— Begin —

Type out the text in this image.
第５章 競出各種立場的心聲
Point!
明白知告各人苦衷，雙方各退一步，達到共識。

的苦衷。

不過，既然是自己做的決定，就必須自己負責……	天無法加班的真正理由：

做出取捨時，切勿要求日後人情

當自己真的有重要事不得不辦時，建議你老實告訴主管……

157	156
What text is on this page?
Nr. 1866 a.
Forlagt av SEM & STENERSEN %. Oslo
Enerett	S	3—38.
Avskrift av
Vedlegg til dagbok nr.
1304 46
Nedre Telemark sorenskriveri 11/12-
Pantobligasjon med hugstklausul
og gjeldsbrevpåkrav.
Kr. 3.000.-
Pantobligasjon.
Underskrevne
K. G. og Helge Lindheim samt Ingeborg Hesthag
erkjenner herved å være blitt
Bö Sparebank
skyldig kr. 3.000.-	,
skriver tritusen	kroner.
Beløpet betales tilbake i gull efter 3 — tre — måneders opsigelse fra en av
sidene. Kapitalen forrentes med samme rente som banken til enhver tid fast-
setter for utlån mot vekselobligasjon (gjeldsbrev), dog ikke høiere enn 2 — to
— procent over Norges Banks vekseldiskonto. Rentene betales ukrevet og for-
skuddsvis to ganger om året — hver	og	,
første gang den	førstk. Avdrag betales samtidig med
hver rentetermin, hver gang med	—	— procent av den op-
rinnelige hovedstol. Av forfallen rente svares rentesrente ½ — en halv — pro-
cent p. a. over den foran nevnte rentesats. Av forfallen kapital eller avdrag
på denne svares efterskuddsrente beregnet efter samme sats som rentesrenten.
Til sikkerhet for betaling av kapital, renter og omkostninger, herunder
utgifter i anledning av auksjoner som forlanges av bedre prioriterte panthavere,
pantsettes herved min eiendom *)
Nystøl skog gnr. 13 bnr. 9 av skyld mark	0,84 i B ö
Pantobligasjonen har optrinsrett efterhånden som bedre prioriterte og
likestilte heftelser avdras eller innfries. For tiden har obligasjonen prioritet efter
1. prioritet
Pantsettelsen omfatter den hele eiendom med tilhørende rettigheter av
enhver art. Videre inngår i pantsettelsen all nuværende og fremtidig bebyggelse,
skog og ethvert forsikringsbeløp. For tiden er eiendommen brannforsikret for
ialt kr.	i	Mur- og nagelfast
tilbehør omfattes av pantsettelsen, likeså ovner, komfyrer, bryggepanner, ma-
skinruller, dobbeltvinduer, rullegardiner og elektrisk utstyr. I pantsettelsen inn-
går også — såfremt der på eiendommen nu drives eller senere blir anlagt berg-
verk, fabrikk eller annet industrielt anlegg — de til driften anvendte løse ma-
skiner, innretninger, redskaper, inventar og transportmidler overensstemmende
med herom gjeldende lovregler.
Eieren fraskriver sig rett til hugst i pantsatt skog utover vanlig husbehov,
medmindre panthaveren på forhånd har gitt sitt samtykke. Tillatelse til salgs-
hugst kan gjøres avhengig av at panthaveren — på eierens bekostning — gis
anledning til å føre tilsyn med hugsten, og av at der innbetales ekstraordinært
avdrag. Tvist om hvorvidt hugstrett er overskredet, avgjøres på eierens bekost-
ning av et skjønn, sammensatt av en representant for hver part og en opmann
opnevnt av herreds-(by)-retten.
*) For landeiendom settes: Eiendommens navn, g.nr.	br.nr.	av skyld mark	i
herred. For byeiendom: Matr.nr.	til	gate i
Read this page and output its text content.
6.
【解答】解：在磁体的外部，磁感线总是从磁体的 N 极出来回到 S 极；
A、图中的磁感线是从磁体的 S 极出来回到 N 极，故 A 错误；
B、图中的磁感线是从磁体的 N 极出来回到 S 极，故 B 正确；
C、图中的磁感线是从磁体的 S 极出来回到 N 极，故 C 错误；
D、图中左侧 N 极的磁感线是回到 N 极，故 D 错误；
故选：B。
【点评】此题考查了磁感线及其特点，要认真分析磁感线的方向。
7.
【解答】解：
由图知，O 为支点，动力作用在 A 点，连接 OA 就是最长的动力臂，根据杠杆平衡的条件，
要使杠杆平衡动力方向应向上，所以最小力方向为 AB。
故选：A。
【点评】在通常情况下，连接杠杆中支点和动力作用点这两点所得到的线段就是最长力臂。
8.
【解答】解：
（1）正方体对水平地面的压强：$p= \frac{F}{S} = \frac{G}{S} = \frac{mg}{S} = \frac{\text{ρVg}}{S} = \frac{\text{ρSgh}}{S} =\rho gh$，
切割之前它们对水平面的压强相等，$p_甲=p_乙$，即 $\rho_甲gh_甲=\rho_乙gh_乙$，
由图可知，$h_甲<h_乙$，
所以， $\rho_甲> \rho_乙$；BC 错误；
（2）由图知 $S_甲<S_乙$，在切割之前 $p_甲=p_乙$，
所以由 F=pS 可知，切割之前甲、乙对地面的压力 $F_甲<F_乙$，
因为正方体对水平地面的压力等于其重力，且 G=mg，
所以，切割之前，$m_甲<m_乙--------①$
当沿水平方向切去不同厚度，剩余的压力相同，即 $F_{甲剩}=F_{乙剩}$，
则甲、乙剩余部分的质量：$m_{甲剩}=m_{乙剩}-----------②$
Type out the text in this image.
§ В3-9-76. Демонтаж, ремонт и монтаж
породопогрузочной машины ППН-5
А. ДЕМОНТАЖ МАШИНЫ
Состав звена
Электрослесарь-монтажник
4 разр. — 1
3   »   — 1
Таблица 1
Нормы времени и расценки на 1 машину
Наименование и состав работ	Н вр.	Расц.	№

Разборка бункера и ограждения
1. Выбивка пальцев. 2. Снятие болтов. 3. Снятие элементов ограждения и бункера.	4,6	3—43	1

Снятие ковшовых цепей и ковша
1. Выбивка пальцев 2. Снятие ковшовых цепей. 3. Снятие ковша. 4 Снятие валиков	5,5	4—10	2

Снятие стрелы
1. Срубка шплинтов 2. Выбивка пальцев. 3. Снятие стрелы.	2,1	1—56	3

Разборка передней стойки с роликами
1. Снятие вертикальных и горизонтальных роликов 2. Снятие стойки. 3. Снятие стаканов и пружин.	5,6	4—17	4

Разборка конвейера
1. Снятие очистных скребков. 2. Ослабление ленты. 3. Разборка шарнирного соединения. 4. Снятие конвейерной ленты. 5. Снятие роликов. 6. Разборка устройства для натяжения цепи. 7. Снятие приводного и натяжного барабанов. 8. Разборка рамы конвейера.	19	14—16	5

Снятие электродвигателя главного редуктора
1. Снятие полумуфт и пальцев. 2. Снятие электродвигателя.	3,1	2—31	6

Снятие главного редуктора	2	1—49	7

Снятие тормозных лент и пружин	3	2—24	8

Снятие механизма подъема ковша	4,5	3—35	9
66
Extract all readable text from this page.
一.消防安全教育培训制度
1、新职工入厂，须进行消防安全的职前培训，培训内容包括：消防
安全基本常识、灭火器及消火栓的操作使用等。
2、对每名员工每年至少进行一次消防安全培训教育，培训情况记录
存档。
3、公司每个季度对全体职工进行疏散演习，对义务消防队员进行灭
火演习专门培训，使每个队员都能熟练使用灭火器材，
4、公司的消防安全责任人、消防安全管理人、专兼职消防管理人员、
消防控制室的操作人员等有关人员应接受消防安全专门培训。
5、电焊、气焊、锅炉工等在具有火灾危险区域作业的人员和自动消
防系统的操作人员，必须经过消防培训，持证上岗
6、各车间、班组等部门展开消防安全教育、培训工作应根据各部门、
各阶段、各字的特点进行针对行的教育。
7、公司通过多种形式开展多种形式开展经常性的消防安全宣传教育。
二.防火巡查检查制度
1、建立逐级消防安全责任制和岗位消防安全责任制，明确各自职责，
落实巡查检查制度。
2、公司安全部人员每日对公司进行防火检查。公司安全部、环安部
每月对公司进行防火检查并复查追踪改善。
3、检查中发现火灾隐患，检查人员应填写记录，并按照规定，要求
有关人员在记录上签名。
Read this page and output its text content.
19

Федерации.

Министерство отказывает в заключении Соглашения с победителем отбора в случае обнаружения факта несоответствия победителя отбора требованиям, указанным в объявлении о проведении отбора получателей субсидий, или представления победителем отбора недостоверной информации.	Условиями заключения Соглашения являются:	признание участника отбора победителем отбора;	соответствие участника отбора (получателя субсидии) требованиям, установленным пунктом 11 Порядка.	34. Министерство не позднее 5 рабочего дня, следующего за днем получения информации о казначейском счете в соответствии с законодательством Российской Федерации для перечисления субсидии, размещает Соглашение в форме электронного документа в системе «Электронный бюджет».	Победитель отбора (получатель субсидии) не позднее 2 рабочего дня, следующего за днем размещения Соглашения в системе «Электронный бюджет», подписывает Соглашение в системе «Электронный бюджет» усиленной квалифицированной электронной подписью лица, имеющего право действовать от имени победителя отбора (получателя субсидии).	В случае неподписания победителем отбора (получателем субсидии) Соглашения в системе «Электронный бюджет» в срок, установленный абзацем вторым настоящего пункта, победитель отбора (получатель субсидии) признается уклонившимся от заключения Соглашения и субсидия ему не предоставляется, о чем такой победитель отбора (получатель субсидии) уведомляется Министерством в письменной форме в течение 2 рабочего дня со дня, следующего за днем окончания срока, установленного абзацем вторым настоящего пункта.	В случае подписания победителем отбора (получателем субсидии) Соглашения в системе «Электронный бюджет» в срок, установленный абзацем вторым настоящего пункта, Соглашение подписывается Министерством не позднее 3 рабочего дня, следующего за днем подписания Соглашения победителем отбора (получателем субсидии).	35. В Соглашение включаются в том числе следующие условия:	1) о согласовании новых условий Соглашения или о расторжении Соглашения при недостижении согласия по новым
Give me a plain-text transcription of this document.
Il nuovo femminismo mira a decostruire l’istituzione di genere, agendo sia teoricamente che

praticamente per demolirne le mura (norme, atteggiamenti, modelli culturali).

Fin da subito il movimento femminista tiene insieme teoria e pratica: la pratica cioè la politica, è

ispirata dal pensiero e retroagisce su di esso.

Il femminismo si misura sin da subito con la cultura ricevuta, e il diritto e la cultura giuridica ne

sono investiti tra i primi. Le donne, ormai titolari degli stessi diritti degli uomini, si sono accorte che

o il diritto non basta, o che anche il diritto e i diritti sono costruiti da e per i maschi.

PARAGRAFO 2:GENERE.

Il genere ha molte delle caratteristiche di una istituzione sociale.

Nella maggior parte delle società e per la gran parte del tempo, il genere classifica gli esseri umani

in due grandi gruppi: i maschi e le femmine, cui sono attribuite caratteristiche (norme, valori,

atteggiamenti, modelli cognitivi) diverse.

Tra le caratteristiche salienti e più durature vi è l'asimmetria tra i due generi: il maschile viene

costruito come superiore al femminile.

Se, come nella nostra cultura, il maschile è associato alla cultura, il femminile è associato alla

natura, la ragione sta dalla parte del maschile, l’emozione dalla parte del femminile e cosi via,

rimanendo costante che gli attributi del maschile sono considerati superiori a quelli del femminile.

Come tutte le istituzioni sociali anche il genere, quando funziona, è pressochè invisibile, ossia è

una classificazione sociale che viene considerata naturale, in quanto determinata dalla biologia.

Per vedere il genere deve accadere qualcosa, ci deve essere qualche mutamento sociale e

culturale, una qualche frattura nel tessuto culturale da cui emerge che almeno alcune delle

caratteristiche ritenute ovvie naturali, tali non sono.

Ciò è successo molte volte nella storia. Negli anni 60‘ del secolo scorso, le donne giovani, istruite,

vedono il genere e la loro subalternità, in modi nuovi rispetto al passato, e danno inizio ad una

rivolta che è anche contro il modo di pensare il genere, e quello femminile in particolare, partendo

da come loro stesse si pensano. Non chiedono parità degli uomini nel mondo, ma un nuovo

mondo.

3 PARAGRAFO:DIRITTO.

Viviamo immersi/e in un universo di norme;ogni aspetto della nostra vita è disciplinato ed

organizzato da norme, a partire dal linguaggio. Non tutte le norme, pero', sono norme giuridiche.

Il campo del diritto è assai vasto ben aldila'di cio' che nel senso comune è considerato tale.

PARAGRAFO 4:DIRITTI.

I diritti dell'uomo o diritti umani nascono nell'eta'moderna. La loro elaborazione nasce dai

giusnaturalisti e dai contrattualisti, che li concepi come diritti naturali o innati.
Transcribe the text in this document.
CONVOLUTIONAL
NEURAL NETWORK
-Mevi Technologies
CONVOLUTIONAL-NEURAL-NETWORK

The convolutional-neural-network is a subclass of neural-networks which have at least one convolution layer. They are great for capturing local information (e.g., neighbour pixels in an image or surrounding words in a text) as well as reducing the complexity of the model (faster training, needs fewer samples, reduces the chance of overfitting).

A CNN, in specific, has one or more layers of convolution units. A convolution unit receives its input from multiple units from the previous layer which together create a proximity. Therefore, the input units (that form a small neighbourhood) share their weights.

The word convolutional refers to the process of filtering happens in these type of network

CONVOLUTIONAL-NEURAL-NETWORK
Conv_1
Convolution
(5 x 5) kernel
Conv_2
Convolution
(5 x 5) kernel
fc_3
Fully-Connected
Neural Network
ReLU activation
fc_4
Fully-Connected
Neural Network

— End —

### [What you need to do]
Report the number of lines holding the string "qualche", without any other words.

### [Output of the exercise]
2